Your task
Please return the full listing below without altering anything.

Dataset records:
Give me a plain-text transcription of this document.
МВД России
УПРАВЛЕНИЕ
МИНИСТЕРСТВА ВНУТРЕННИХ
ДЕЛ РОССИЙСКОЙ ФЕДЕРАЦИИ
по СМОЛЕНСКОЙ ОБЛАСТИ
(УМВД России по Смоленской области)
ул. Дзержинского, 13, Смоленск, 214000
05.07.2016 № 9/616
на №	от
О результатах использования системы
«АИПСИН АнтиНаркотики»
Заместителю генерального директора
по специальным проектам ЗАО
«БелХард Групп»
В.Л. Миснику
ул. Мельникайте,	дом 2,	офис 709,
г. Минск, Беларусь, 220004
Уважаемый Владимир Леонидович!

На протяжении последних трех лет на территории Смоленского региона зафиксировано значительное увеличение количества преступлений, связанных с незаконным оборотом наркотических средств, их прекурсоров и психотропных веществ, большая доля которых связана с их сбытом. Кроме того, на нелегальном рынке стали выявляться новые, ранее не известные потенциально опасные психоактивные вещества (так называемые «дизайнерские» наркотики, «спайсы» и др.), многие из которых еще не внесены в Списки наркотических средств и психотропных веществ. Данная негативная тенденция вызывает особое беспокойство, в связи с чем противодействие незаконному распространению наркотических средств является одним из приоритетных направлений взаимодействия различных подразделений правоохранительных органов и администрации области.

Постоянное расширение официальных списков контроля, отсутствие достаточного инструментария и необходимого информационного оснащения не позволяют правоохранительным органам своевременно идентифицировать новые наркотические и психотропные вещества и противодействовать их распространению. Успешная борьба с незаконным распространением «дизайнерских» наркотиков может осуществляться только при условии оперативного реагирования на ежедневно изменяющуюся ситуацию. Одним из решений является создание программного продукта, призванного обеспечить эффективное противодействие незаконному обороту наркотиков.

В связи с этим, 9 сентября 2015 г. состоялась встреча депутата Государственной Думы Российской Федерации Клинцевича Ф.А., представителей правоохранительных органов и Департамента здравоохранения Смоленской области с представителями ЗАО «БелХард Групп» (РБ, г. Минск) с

Response for this exercise
Give me a plain-text transcription of this document.
МВД России
УПРАВЛЕНИЕ
МИНИСТЕРСТВА ВНУТРЕННИХ
ДЕЛ РОССИЙСКОЙ ФЕДЕРАЦИИ
по СМОЛЕНСКОЙ ОБЛАСТИ
(УМВД России по Смоленской области)
ул. Дзержинского, 13, Смоленск, 214000
05.07.2016 № 9/616
на №	от
О результатах использования системы
«АИПСИН АнтиНаркотики»
Заместителю генерального директора
по специальным проектам ЗАО
«БелХард Групп»
В.Л. Миснику
ул. Мельникайте,	дом 2,	офис 709,
г. Минск, Беларусь, 220004
Уважаемый Владимир Леонидович!

На протяжении последних трех лет на территории Смоленского региона зафиксировано значительное увеличение количества преступлений, связанных с незаконным оборотом наркотических средств, их прекурсоров и психотропных веществ, большая доля которых связана с их сбытом. Кроме того, на нелегальном рынке стали выявляться новые, ранее не известные потенциально опасные психоактивные вещества (так называемые «дизайнерские» наркотики, «спайсы» и др.), многие из которых еще не внесены в Списки наркотических средств и психотропных веществ. Данная негативная тенденция вызывает особое беспокойство, в связи с чем противодействие незаконному распространению наркотических средств является одним из приоритетных направлений взаимодействия различных подразделений правоохранительных органов и администрации области.

Постоянное расширение официальных списков контроля, отсутствие достаточного инструментария и необходимого информационного оснащения не позволяют правоохранительным органам своевременно идентифицировать новые наркотические и психотропные вещества и противодействовать их распространению. Успешная борьба с незаконным распространением «дизайнерских» наркотиков может осуществляться только при условии оперативного реагирования на ежедневно изменяющуюся ситуацию. Одним из решений является создание программного продукта, призванного обеспечить эффективное противодействие незаконному обороту наркотиков.

В связи с этим, 9 сентября 2015 г. состоялась встреча депутата Государственной Думы Российской Федерации Клинцевича Ф.А., представителей правоохранительных органов и Департамента здравоохранения Смоленской области с представителями ЗАО «БелХард Групп» (РБ, г. Минск) с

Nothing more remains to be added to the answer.